Figure dataset records:
-.-.-

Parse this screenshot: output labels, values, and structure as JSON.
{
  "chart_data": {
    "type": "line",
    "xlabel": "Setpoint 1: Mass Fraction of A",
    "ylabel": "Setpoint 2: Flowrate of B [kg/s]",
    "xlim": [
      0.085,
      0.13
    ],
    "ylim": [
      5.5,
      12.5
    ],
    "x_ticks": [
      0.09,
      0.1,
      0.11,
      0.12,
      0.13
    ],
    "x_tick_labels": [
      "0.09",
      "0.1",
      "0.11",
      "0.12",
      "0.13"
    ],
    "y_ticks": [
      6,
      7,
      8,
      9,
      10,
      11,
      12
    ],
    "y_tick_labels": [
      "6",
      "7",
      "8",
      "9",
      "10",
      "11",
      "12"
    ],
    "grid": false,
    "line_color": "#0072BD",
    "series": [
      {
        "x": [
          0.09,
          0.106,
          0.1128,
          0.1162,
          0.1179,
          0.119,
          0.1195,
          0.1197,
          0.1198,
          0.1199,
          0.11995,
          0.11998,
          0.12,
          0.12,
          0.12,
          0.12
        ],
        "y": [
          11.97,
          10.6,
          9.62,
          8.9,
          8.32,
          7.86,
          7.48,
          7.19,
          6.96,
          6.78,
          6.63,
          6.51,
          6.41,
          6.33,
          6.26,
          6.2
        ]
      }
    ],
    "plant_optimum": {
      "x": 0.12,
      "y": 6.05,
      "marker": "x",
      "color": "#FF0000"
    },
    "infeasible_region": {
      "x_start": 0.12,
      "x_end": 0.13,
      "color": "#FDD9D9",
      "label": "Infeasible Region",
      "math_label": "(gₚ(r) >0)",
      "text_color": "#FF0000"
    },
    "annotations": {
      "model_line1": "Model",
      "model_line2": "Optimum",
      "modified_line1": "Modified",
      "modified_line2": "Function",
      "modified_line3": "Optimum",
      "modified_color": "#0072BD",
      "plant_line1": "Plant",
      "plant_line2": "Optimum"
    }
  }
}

-.-.-

■ Task requirements
Go through the listing above and restate it word for word.

■ Output of the task
Parse this screenshot: output labels, values, and structure as JSON.
{
  "chart_data": {
    "type": "line",
    "xlabel": "Setpoint 1: Mass Fraction of A",
    "ylabel": "Setpoint 2: Flowrate of B [kg/s]",
    "xlim": [
      0.085,
      0.13
    ],
    "ylim": [
      5.5,
      12.5
    ],
    "x_ticks": [
      0.09,
      0.1,
      0.11,
      0.12,
      0.13
    ],
    "x_tick_labels": [
      "0.09",
      "0.1",
      "0.11",
      "0.12",
      "0.13"
    ],
    "y_ticks": [
      6,
      7,
      8,
      9,
      10,
      11,
      12
    ],
    "y_tick_labels": [
      "6",
      "7",
      "8",
      "9",
      "10",
      "11",
      "12"
    ],
    "grid": false,
    "line_color": "#0072BD",
    "series": [
      {
        "x": [
          0.09,
          0.106,
          0.1128,
          0.1162,
          0.1179,
          0.119,
          0.1195,
          0.1197,
          0.1198,
          0.1199,
          0.11995,
          0.11998,
          0.12,
          0.12,
          0.12,
          0.12
        ],
        "y": [
          11.97,
          10.6,
          9.62,
          8.9,
          8.32,
          7.86,
          7.48,
          7.19,
          6.96,
          6.78,
          6.63,
          6.51,
          6.41,
          6.33,
          6.26,
          6.2
        ]
      }
    ],
    "plant_optimum": {
      "x": 0.12,
      "y": 6.05,
      "marker": "x",
      "color": "#FF0000"
    },
    "infeasible_region": {
      "x_start": 0.12,
      "x_end": 0.13,
      "color": "#FDD9D9",
      "label": "Infeasible Region",
      "math_label": "(gₚ(r) >0)",
      "text_color": "#FF0000"
    },
    "annotations": {
      "model_line1": "Model",
      "model_line2": "Optimum",
      "modified_line1": "Modified",
      "modified_line2": "Function",
      "modified_line3": "Optimum",
      "modified_color": "#0072BD",
      "plant_line1": "Plant",
      "plant_line2": "Optimum"
    }
  }
}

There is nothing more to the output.